What you need to do
Write each record again exactly as it stands.

Information provided
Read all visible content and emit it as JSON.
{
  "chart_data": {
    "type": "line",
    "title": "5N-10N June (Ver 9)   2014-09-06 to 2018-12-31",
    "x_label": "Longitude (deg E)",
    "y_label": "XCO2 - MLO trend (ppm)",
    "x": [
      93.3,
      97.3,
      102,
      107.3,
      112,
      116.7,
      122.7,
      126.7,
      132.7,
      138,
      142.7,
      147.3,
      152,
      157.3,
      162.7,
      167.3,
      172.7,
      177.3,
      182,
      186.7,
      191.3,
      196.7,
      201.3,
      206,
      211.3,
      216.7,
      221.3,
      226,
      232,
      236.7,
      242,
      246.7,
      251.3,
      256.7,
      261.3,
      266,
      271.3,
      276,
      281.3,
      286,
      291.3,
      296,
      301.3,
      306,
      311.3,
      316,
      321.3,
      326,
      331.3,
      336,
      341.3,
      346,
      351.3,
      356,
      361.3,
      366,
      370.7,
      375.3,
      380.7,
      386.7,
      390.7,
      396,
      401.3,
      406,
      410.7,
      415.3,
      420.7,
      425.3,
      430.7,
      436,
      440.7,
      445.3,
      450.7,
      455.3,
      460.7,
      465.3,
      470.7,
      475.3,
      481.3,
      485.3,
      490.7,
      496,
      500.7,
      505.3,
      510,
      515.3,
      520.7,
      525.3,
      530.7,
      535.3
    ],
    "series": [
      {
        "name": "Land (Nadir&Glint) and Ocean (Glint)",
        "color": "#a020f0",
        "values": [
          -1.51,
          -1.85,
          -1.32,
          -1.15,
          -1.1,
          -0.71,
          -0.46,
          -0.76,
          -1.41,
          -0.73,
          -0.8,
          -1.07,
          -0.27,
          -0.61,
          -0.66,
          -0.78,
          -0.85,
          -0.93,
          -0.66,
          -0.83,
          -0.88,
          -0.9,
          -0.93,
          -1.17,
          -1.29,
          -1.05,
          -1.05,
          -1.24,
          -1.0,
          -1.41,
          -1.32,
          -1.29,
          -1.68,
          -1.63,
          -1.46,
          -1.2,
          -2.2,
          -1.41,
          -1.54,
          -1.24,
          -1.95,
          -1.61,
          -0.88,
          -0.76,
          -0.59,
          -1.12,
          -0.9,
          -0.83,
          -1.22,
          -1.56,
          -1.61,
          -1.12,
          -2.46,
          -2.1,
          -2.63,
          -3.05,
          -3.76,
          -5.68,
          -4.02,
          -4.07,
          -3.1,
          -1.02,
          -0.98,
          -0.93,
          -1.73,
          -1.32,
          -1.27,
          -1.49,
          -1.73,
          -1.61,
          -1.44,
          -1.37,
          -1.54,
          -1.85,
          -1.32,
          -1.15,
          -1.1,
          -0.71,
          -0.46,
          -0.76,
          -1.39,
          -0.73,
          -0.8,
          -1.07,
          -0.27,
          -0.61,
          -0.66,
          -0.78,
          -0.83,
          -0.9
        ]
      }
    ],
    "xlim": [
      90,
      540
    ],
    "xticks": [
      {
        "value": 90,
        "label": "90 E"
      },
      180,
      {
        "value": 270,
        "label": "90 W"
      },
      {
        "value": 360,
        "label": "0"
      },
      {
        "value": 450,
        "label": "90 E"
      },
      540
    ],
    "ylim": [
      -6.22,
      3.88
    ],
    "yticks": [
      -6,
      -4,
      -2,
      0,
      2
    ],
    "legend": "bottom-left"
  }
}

Expected answer
Read all visible content and emit it as JSON.
{
  "chart_data": {
    "type": "line",
    "title": "5N-10N June (Ver 9)   2014-09-06 to 2018-12-31",
    "x_label": "Longitude (deg E)",
    "y_label": "XCO2 - MLO trend (ppm)",
    "x": [
      93.3,
      97.3,
      102,
      107.3,
      112,
      116.7,
      122.7,
      126.7,
      132.7,
      138,
      142.7,
      147.3,
      152,
      157.3,
      162.7,
      167.3,
      172.7,
      177.3,
      182,
      186.7,
      191.3,
      196.7,
      201.3,
      206,
      211.3,
      216.7,
      221.3,
      226,
      232,
      236.7,
      242,
      246.7,
      251.3,
      256.7,
      261.3,
      266,
      271.3,
      276,
      281.3,
      286,
      291.3,
      296,
      301.3,
      306,
      311.3,
      316,
      321.3,
      326,
      331.3,
      336,
      341.3,
      346,
      351.3,
      356,
      361.3,
      366,
      370.7,
      375.3,
      380.7,
      386.7,
      390.7,
      396,
      401.3,
      406,
      410.7,
      415.3,
      420.7,
      425.3,
      430.7,
      436,
      440.7,
      445.3,
      450.7,
      455.3,
      460.7,
      465.3,
      470.7,
      475.3,
      481.3,
      485.3,
      490.7,
      496,
      500.7,
      505.3,
      510,
      515.3,
      520.7,
      525.3,
      530.7,
      535.3
    ],
    "series": [
      {
        "name": "Land (Nadir&Glint) and Ocean (Glint)",
        "color": "#a020f0",
        "values": [
          -1.51,
          -1.85,
          -1.32,
          -1.15,
          -1.1,
          -0.71,
          -0.46,
          -0.76,
          -1.41,
          -0.73,
          -0.8,
          -1.07,
          -0.27,
          -0.61,
          -0.66,
          -0.78,
          -0.85,
          -0.93,
          -0.66,
          -0.83,
          -0.88,
          -0.9,
          -0.93,
          -1.17,
          -1.29,
          -1.05,
          -1.05,
          -1.24,
          -1.0,
          -1.41,
          -1.32,
          -1.29,
          -1.68,
          -1.63,
          -1.46,
          -1.2,
          -2.2,
          -1.41,
          -1.54,
          -1.24,
          -1.95,
          -1.61,
          -0.88,
          -0.76,
          -0.59,
          -1.12,
          -0.9,
          -0.83,
          -1.22,
          -1.56,
          -1.61,
          -1.12,
          -2.46,
          -2.1,
          -2.63,
          -3.05,
          -3.76,
          -5.68,
          -4.02,
          -4.07,
          -3.1,
          -1.02,
          -0.98,
          -0.93,
          -1.73,
          -1.32,
          -1.27,
          -1.49,
          -1.73,
          -1.61,
          -1.44,
          -1.37,
          -1.54,
          -1.85,
          -1.32,
          -1.15,
          -1.1,
          -0.71,
          -0.46,
          -0.76,
          -1.39,
          -0.73,
          -0.8,
          -1.07,
          -0.27,
          -0.61,
          -0.66,
          -0.78,
          -0.83,
          -0.9
        ]
      }
    ],
    "xlim": [
      90,
      540
    ],
    "xticks": [
      {
        "value": 90,
        "label": "90 E"
      },
      180,
      {
        "value": 270,
        "label": "90 W"
      },
      {
        "value": 360,
        "label": "0"
      },
      {
        "value": 450,
        "label": "90 E"
      },
      540
    ],
    "ylim": [
      -6.22,
      3.88
    ],
    "yticks": [
      -6,
      -4,
      -2,
      0,
      2
    ],
    "legend": "bottom-left"
  }
}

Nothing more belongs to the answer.